## Requirements
Type out every line below exactly as it reads.

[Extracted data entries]
· · · · ·

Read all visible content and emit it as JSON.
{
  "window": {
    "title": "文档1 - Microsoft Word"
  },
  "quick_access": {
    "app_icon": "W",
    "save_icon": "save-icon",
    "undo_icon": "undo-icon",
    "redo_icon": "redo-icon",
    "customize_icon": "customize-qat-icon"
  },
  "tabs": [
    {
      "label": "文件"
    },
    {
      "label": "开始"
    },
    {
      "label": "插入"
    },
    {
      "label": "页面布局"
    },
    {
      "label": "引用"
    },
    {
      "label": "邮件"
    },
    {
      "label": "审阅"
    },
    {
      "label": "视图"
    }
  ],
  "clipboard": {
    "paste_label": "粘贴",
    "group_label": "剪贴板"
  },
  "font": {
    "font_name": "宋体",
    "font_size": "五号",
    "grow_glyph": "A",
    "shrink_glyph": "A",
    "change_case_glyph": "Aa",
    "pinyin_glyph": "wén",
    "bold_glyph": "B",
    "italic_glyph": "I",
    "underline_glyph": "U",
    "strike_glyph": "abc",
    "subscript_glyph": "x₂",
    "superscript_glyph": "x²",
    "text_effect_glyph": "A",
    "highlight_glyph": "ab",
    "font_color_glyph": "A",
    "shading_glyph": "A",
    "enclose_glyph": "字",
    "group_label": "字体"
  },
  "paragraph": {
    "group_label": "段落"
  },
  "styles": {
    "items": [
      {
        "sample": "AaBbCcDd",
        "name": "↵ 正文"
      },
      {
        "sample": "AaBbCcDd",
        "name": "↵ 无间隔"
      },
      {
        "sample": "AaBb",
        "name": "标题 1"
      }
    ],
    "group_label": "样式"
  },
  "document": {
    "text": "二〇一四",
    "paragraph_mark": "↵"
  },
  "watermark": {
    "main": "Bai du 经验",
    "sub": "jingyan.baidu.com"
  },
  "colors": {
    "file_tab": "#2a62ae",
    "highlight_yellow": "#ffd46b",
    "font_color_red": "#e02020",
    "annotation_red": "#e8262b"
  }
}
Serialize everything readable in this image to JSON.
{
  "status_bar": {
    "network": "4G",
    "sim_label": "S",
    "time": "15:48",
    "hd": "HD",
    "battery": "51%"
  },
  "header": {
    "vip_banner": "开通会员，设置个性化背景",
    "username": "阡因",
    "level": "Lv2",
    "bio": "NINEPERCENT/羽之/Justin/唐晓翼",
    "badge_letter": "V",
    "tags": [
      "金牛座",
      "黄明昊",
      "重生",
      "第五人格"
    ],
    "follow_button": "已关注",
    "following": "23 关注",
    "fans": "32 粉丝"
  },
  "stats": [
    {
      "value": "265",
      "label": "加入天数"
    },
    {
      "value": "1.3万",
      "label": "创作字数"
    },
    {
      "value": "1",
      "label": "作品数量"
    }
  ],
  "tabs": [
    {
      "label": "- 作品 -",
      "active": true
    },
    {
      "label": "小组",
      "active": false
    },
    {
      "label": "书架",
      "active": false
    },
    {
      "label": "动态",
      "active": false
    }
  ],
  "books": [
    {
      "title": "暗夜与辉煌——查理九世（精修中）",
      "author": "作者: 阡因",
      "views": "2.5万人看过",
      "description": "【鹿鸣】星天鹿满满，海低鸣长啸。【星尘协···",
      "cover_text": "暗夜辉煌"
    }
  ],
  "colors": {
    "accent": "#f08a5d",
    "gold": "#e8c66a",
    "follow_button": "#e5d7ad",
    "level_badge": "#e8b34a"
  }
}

· · · · ·

## Written solution
Read all visible content and emit it as JSON.
{
  "window": {
    "title": "文档1 - Microsoft Word"
  },
  "quick_access": {
    "app_icon": "W",
    "save_icon": "save-icon",
    "undo_icon": "undo-icon",
    "redo_icon": "redo-icon",
    "customize_icon": "customize-qat-icon"
  },
  "tabs": [
    {
      "label": "文件"
    },
    {
      "label": "开始"
    },
    {
      "label": "插入"
    },
    {
      "label": "页面布局"
    },
    {
      "label": "引用"
    },
    {
      "label": "邮件"
    },
    {
      "label": "审阅"
    },
    {
      "label": "视图"
    }
  ],
  "clipboard": {
    "paste_label": "粘贴",
    "group_label": "剪贴板"
  },
  "font": {
    "font_name": "宋体",
    "font_size": "五号",
    "grow_glyph": "A",
    "shrink_glyph": "A",
    "change_case_glyph": "Aa",
    "pinyin_glyph": "wén",
    "bold_glyph": "B",
    "italic_glyph": "I",
    "underline_glyph": "U",
    "strike_glyph": "abc",
    "subscript_glyph": "x₂",
    "superscript_glyph": "x²",
    "text_effect_glyph": "A",
    "highlight_glyph": "ab",
    "font_color_glyph": "A",
    "shading_glyph": "A",
    "enclose_glyph": "字",
    "group_label": "字体"
  },
  "paragraph": {
    "group_label": "段落"
  },
  "styles": {
    "items": [
      {
        "sample": "AaBbCcDd",
        "name": "↵ 正文"
      },
      {
        "sample": "AaBbCcDd",
        "name": "↵ 无间隔"
      },
      {
        "sample": "AaBb",
        "name": "标题 1"
      }
    ],
    "group_label": "样式"
  },
  "document": {
    "text": "二〇一四",
    "paragraph_mark": "↵"
  },
  "watermark": {
    "main": "Bai du 经验",
    "sub": "jingyan.baidu.com"
  },
  "colors": {
    "file_tab": "#2a62ae",
    "highlight_yellow": "#ffd46b",
    "font_color_red": "#e02020",
    "annotation_red": "#e8262b"
  }
}
Serialize everything readable in this image to JSON.
{
  "status_bar": {
    "network": "4G",
    "sim_label": "S",
    "time": "15:48",
    "hd": "HD",
    "battery": "51%"
  },
  "header": {
    "vip_banner": "开通会员，设置个性化背景",
    "username": "阡因",
    "level": "Lv2",
    "bio": "NINEPERCENT/羽之/Justin/唐晓翼",
    "badge_letter": "V",
    "tags": [
      "金牛座",
      "黄明昊",
      "重生",
      "第五人格"
    ],
    "follow_button": "已关注",
    "following": "23 关注",
    "fans": "32 粉丝"
  },
  "stats": [
    {
      "value": "265",
      "label": "加入天数"
    },
    {
      "value": "1.3万",
      "label": "创作字数"
    },
    {
      "value": "1",
      "label": "作品数量"
    }
  ],
  "tabs": [
    {
      "label": "- 作品 -",
      "active": true
    },
    {
      "label": "小组",
      "active": false
    },
    {
      "label": "书架",
      "active": false
    },
    {
      "label": "动态",
      "active": false
    }
  ],
  "books": [
    {
      "title": "暗夜与辉煌——查理九世（精修中）",
      "author": "作者: 阡因",
      "views": "2.5万人看过",
      "description": "【鹿鸣】星天鹿满满，海低鸣长啸。【星尘协···",
      "cover_text": "暗夜辉煌"
    }
  ],
  "colors": {
    "accent": "#f08a5d",
    "gold": "#e8c66a",
    "follow_button": "#e5d7ad",
    "level_badge": "#e8b34a"
  }
}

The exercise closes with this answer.